* _Aim_
Copy each line below exactly and leave the pictures out.

* _Extracted information_

########################################

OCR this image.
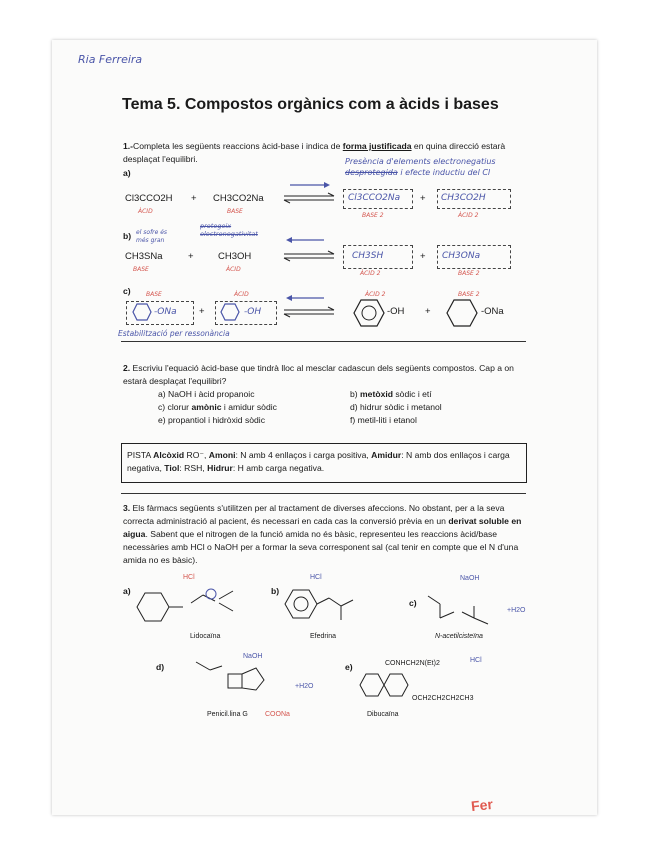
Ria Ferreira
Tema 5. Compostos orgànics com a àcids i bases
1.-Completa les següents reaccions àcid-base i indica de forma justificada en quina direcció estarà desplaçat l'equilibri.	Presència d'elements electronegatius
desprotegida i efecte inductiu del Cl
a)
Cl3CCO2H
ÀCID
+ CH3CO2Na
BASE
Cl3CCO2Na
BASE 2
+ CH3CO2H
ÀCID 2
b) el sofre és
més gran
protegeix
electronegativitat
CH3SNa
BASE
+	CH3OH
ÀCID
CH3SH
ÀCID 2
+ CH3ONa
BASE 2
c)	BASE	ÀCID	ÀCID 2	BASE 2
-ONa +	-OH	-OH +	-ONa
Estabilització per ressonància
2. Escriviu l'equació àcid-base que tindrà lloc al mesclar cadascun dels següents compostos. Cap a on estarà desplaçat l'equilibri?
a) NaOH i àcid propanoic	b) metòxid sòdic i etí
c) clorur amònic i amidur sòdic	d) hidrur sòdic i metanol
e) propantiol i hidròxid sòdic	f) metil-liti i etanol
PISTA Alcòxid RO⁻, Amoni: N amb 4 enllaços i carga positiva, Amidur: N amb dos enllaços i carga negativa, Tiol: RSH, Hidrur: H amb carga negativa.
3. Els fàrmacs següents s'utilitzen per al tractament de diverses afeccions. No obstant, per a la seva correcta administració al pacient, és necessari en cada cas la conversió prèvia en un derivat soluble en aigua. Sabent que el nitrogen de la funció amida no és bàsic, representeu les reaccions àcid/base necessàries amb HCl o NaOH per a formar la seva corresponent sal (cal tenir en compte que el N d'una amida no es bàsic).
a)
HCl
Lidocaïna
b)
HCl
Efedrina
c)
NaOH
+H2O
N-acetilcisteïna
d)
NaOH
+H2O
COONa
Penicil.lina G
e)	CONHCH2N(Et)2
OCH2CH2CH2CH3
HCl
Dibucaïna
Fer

########################################

* _Answer to this task_
OCR this image.
Ria Ferreira
Tema 5. Compostos orgànics com a àcids i bases
1.-Completa les següents reaccions àcid-base i indica de forma justificada en quina direcció estarà desplaçat l'equilibri.	Presència d'elements electronegatius
desprotegida i efecte inductiu del Cl
a)
Cl3CCO2H
ÀCID
+ CH3CO2Na
BASE
Cl3CCO2Na
BASE 2
+ CH3CO2H
ÀCID 2
b) el sofre és
més gran
protegeix
electronegativitat
CH3SNa
BASE
+	CH3OH
ÀCID
CH3SH
ÀCID 2
+ CH3ONa
BASE 2
c)	BASE	ÀCID	ÀCID 2	BASE 2
-ONa +	-OH	-OH +	-ONa
Estabilització per ressonància
2. Escriviu l'equació àcid-base que tindrà lloc al mesclar cadascun dels següents compostos. Cap a on estarà desplaçat l'equilibri?
a) NaOH i àcid propanoic	b) metòxid sòdic i etí
c) clorur amònic i amidur sòdic	d) hidrur sòdic i metanol
e) propantiol i hidròxid sòdic	f) metil-liti i etanol
PISTA Alcòxid RO⁻, Amoni: N amb 4 enllaços i carga positiva, Amidur: N amb dos enllaços i carga negativa, Tiol: RSH, Hidrur: H amb carga negativa.
3. Els fàrmacs següents s'utilitzen per al tractament de diverses afeccions. No obstant, per a la seva correcta administració al pacient, és necessari en cada cas la conversió prèvia en un derivat soluble en aigua. Sabent que el nitrogen de la funció amida no és bàsic, representeu les reaccions àcid/base necessàries amb HCl o NaOH per a formar la seva corresponent sal (cal tenir en compte que el N d'una amida no es bàsic).
a)
HCl
Lidocaïna
b)
HCl
Efedrina
c)
NaOH
+H2O
N-acetilcisteïna
d)
NaOH
+H2O
COONa
Penicil.lina G
e)	CONHCH2N(Et)2
OCH2CH2CH2CH3
HCl
Dibucaïna
Fer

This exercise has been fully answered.